▶ **Exercise requirements**
Repeat the records below exactly, leaving out every picture.

▶ **Input records**
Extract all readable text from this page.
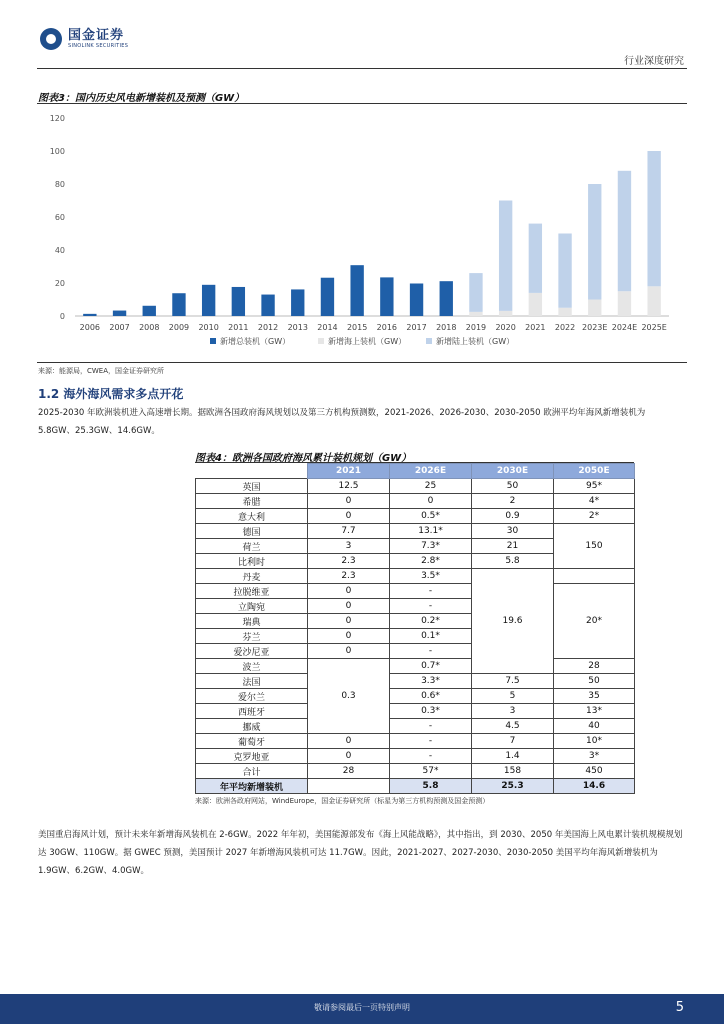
国金证券
SINOLINK SECURITIES
行业深度研究
图表3：国内历史风电新增装机及预测（GW）
0
20
40
60
80
100
120
2006 2007 2008 2009 2010 2011 2012 2013 2014 2015 2016 2017 2018 2019 2020 2021 2022 2023E 2024E 2025E
新增总装机（GW）	新增海上装机（GW）	新增陆上装机（GW）
来源：能源局，CWEA，国金证券研究所
1.2 海外海风需求多点开花
2025-2030 年欧洲装机进入高速增长期。据欧洲各国政府海风规划以及第三方机构预测数，2021-2026、2026-2030、2030-2050 欧洲平均年海风新增装机为 5.8GW、25.3GW、14.6GW。
图表4：欧洲各国政府海风累计装机规划（GW）
	2021	2026E	2030E	2050E
英国	12.5	25	50	95*
希腊	0	0	2	4*
意大利	0	0.5*	0.9	2*
德国	7.7	13.1*	30	150
荷兰	3	7.3*	21	
比利时	2.3	2.8*	5.8	
丹麦	2.3	3.5*	19.6	
拉脱维亚	0	-		20*
立陶宛	0	-		
瑞典	0	0.2*		
芬兰	0	0.1*		
爱沙尼亚	0	-		
波兰	0.3	0.7*		28
法国		3.3*	7.5	50
爱尔兰		0.6*	5	35
西班牙		0.3*	3	13*
挪威		-	4.5	40
葡萄牙	0	-	7	10*
克罗地亚	0	-	1.4	3*
合计	28	57*	158	450
年平均新增装机		5.8	25.3	14.6
来源：欧洲各政府网站，WindEurope，国金证券研究所（标星为第三方机构预测及国金预测）
美国重启海风计划，预计未来年新增海风装机在 2-6GW。2022 年年初，美国能源部发布《海上风能战略》，其中指出，到 2030、2050 年美国海上风电累计装机规模规划达 30GW、110GW。据 GWEC 预测，美国预计 2027 年新增海风装机可达 11.7GW。因此，2021-2027、2027-2030、2030-2050 美国平均年海风新增装机为 1.9GW、6.2GW、4.0GW。
敬请参阅最后一页特别声明	5
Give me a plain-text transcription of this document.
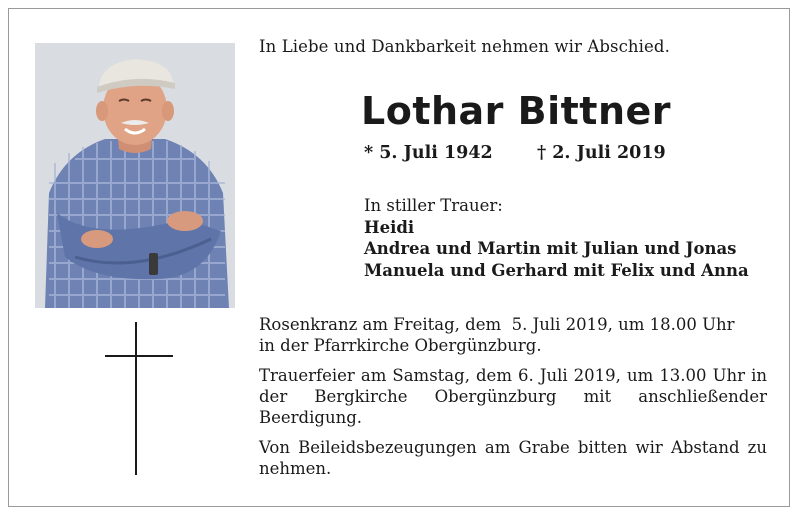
In Liebe und Dankbarkeit nehmen wir Abschied.
Lothar Bittner
* 5. Juli 1942	† 2. Juli 2019
In stiller Trauer:
Heidi
Andrea und Martin mit Julian und Jonas
Manuela und Gerhard mit Felix und Anna
Rosenkranz am Freitag, dem  5. Juli 2019, um 18.00 Uhr
in der Pfarrkirche Obergünzburg.
Trauerfeier am Samstag, dem 6. Juli 2019, um 13.00 Uhr in der Bergkirche Obergünzburg mit anschließender Beerdigung.
Von Beileidsbezeugungen am Grabe bitten wir Abstand zu nehmen.
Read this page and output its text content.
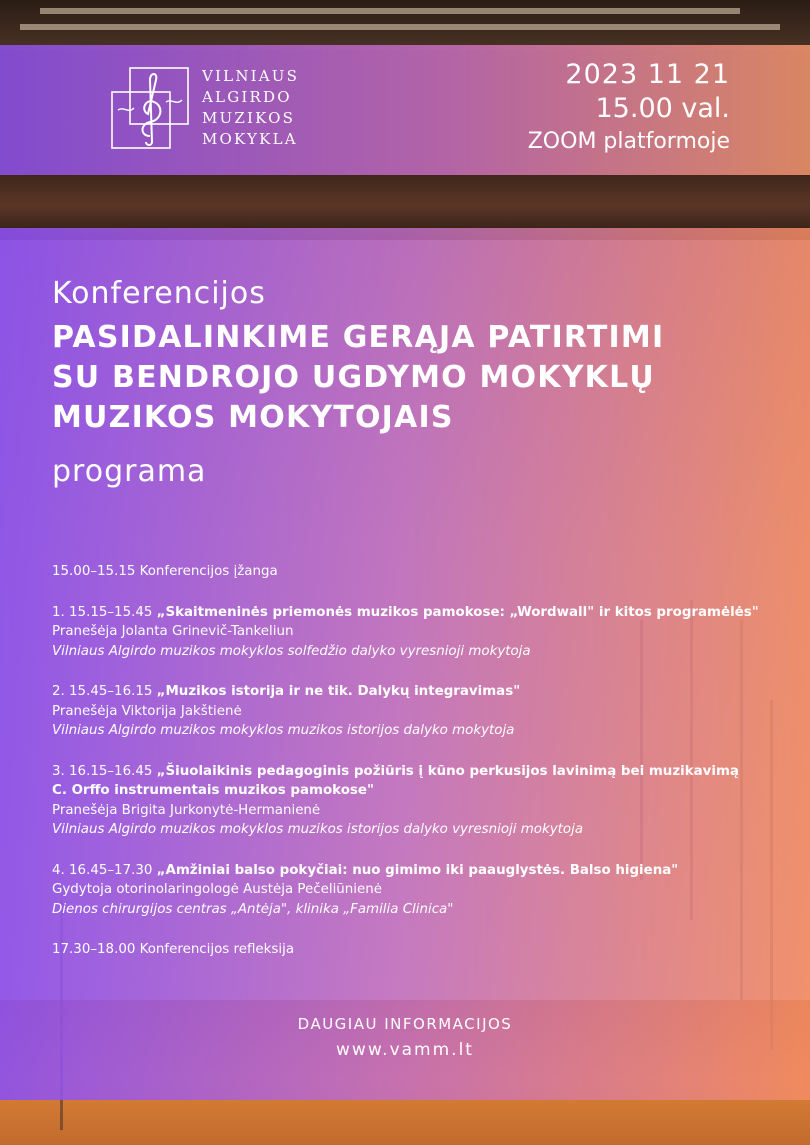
VILNIAUS
ALGIRDO
MUZIKOS
MOKYKLA
2023 11 21
15.00 val.
ZOOM platformoje
Konferencijos
PASIDALINKIME GERĄJA PATIRTIMI
SU BENDROJO UGDYMO MOKYKLŲ
MUZIKOS MOKYTOJAIS
programa
15.00–15.15 Konferencijos įžanga
1. 15.15–15.45 „Skaitmeninės priemonės muzikos pamokose: „Wordwall" ir kitos programėlės"
Pranešėja Jolanta Grinevič-Tankeliun
Vilniaus Algirdo muzikos mokyklos solfedžio dalyko vyresnioji mokytoja
2. 15.45–16.15 „Muzikos istorija ir ne tik. Dalykų integravimas"
Pranešėja Viktorija Jakštienė
Vilniaus Algirdo muzikos mokyklos muzikos istorijos dalyko mokytoja
3. 16.15–16.45 „Šiuolaikinis pedagoginis požiūris į kūno perkusijos lavinimą bei muzikavimą
C. Orffo instrumentais muzikos pamokose"
Pranešėja Brigita Jurkonytė-Hermanienė
Vilniaus Algirdo muzikos mokyklos muzikos istorijos dalyko vyresnioji mokytoja
4. 16.45–17.30 „Amžiniai balso pokyčiai: nuo gimimo iki paauglystės. Balso higiena"
Gydytoja otorinolaringologė Austėja Pečeliūnienė
Dienos chirurgijos centras „Antėja", klinika „Familia Clinica"
17.30–18.00 Konferencijos refleksija
DAUGIAU INFORMACIJOS
www.vamm.lt
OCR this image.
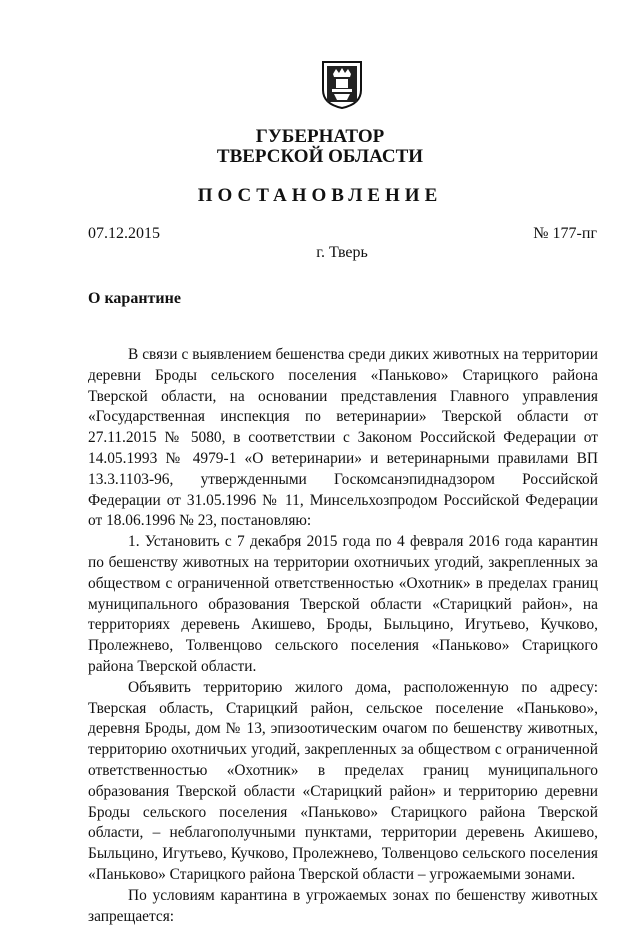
ГУБЕРНАТОР
ТВЕРСКОЙ ОБЛАСТИ
ПОСТАНОВЛЕНИЕ
07.12.2015	№ 177-пг
г. Тверь
О карантине

В связи с выявлением бешенства среди диких животных на территории деревни Броды сельского поселения «Паньково» Старицкого района Тверской области, на основании представления Главного управления «Государственная инспекция по ветеринарии» Тверской области от 27.11.2015 № 5080, в соответствии с Законом Российской Федерации от 14.05.1993 № 4979-1 «О ветеринарии» и ветеринарными правилами ВП 13.3.1103-96, утвержденными Госкомсанэпиднадзором Российской Федерации от 31.05.1996 № 11, Минсельхозпродом Российской Федерации от 18.06.1996 № 23, постановляю:

1. Установить с 7 декабря 2015 года по 4 февраля 2016 года карантин по бешенству животных на территории охотничьих угодий, закрепленных за обществом с ограниченной ответственностью «Охотник» в пределах границ муниципального образования Тверской области «Старицкий район», на территориях деревень Акишево, Броды, Быльцино, Игутьево, Кучково, Пролежнево, Толвенцово сельского поселения «Паньково» Старицкого района Тверской области.

Объявить территорию жилого дома, расположенную по адресу: Тверская область, Старицкий район, сельское поселение «Паньково», деревня Броды, дом № 13, эпизоотическим очагом по бешенству животных, территорию охотничьих угодий, закрепленных за обществом с ограниченной ответственностью «Охотник» в пределах границ муниципального образования Тверской области «Старицкий район» и территорию деревни Броды сельского поселения «Паньково» Старицкого района Тверской области, – неблагополучными пунктами, территории деревень Акишево, Быльцино, Игутьево, Кучково, Пролежнево, Толвенцово сельского поселения «Паньково» Старицкого района Тверской области – угрожаемыми зонами.

По условиям карантина в угрожаемых зонах по бешенству животных запрещается:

▶ **Written answer**
Extract all readable text from this page.
国金证券
SINOLINK SECURITIES
行业深度研究
图表3：国内历史风电新增装机及预测（GW）
0
20
40
60
80
100
120
2006 2007 2008 2009 2010 2011 2012 2013 2014 2015 2016 2017 2018 2019 2020 2021 2022 2023E 2024E 2025E
新增总装机（GW）	新增海上装机（GW）	新增陆上装机（GW）
来源：能源局，CWEA，国金证券研究所
1.2 海外海风需求多点开花
2025-2030 年欧洲装机进入高速增长期。据欧洲各国政府海风规划以及第三方机构预测数，2021-2026、2026-2030、2030-2050 欧洲平均年海风新增装机为 5.8GW、25.3GW、14.6GW。
图表4：欧洲各国政府海风累计装机规划（GW）
	2021	2026E	2030E	2050E
英国	12.5	25	50	95*
希腊	0	0	2	4*
意大利	0	0.5*	0.9	2*
德国	7.7	13.1*	30	150
荷兰	3	7.3*	21	
比利时	2.3	2.8*	5.8	
丹麦	2.3	3.5*	19.6	
拉脱维亚	0	-		20*
立陶宛	0	-		
瑞典	0	0.2*		
芬兰	0	0.1*		
爱沙尼亚	0	-		
波兰	0.3	0.7*		28
法国		3.3*	7.5	50
爱尔兰		0.6*	5	35
西班牙		0.3*	3	13*
挪威		-	4.5	40
葡萄牙	0	-	7	10*
克罗地亚	0	-	1.4	3*
合计	28	57*	158	450
年平均新增装机		5.8	25.3	14.6
来源：欧洲各政府网站，WindEurope，国金证券研究所（标星为第三方机构预测及国金预测）
美国重启海风计划，预计未来年新增海风装机在 2-6GW。2022 年年初，美国能源部发布《海上风能战略》，其中指出，到 2030、2050 年美国海上风电累计装机规模规划达 30GW、110GW。据 GWEC 预测，美国预计 2027 年新增海风装机可达 11.7GW。因此，2021-2027、2027-2030、2030-2050 美国平均年海风新增装机为 1.9GW、6.2GW、4.0GW。
敬请参阅最后一页特别声明	5
Give me a plain-text transcription of this document.
In Liebe und Dankbarkeit nehmen wir Abschied.
Lothar Bittner
* 5. Juli 1942	† 2. Juli 2019
In stiller Trauer:
Heidi
Andrea und Martin mit Julian und Jonas
Manuela und Gerhard mit Felix und Anna
Rosenkranz am Freitag, dem  5. Juli 2019, um 18.00 Uhr
in der Pfarrkirche Obergünzburg.
Trauerfeier am Samstag, dem 6. Juli 2019, um 13.00 Uhr in der Bergkirche Obergünzburg mit anschließender Beerdigung.
Von Beileidsbezeugungen am Grabe bitten wir Abstand zu nehmen.
Read this page and output its text content.
VILNIAUS
ALGIRDO
MUZIKOS
MOKYKLA
2023 11 21
15.00 val.
ZOOM platformoje
Konferencijos
PASIDALINKIME GERĄJA PATIRTIMI
SU BENDROJO UGDYMO MOKYKLŲ
MUZIKOS MOKYTOJAIS
programa
15.00–15.15 Konferencijos įžanga
1. 15.15–15.45 „Skaitmeninės priemonės muzikos pamokose: „Wordwall" ir kitos programėlės"
Pranešėja Jolanta Grinevič-Tankeliun
Vilniaus Algirdo muzikos mokyklos solfedžio dalyko vyresnioji mokytoja
2. 15.45–16.15 „Muzikos istorija ir ne tik. Dalykų integravimas"
Pranešėja Viktorija Jakštienė
Vilniaus Algirdo muzikos mokyklos muzikos istorijos dalyko mokytoja
3. 16.15–16.45 „Šiuolaikinis pedagoginis požiūris į kūno perkusijos lavinimą bei muzikavimą
C. Orffo instrumentais muzikos pamokose"
Pranešėja Brigita Jurkonytė-Hermanienė
Vilniaus Algirdo muzikos mokyklos muzikos istorijos dalyko vyresnioji mokytoja
4. 16.45–17.30 „Amžiniai balso pokyčiai: nuo gimimo iki paauglystės. Balso higiena"
Gydytoja otorinolaringologė Austėja Pečeliūnienė
Dienos chirurgijos centras „Antėja", klinika „Familia Clinica"
17.30–18.00 Konferencijos refleksija
DAUGIAU INFORMACIJOS
www.vamm.lt
OCR this image.
ГУБЕРНАТОР
ТВЕРСКОЙ ОБЛАСТИ
ПОСТАНОВЛЕНИЕ
07.12.2015	№ 177-пг
г. Тверь
О карантине

В связи с выявлением бешенства среди диких животных на территории деревни Броды сельского поселения «Паньково» Старицкого района Тверской области, на основании представления Главного управления «Государственная инспекция по ветеринарии» Тверской области от 27.11.2015 № 5080, в соответствии с Законом Российской Федерации от 14.05.1993 № 4979-1 «О ветеринарии» и ветеринарными правилами ВП 13.3.1103-96, утвержденными Госкомсанэпиднадзором Российской Федерации от 31.05.1996 № 11, Минсельхозпродом Российской Федерации от 18.06.1996 № 23, постановляю:

1. Установить с 7 декабря 2015 года по 4 февраля 2016 года карантин по бешенству животных на территории охотничьих угодий, закрепленных за обществом с ограниченной ответственностью «Охотник» в пределах границ муниципального образования Тверской области «Старицкий район», на территориях деревень Акишево, Броды, Быльцино, Игутьево, Кучково, Пролежнево, Толвенцово сельского поселения «Паньково» Старицкого района Тверской области.

Объявить территорию жилого дома, расположенную по адресу: Тверская область, Старицкий район, сельское поселение «Паньково», деревня Броды, дом № 13, эпизоотическим очагом по бешенству животных, территорию охотничьих угодий, закрепленных за обществом с ограниченной ответственностью «Охотник» в пределах границ муниципального образования Тверской области «Старицкий район» и территорию деревни Броды сельского поселения «Паньково» Старицкого района Тверской области, – неблагополучными пунктами, территории деревень Акишево, Быльцино, Игутьево, Кучково, Пролежнево, Толвенцово сельского поселения «Паньково» Старицкого района Тверской области – угрожаемыми зонами.

По условиям карантина в угрожаемых зонах по бешенству животных запрещается:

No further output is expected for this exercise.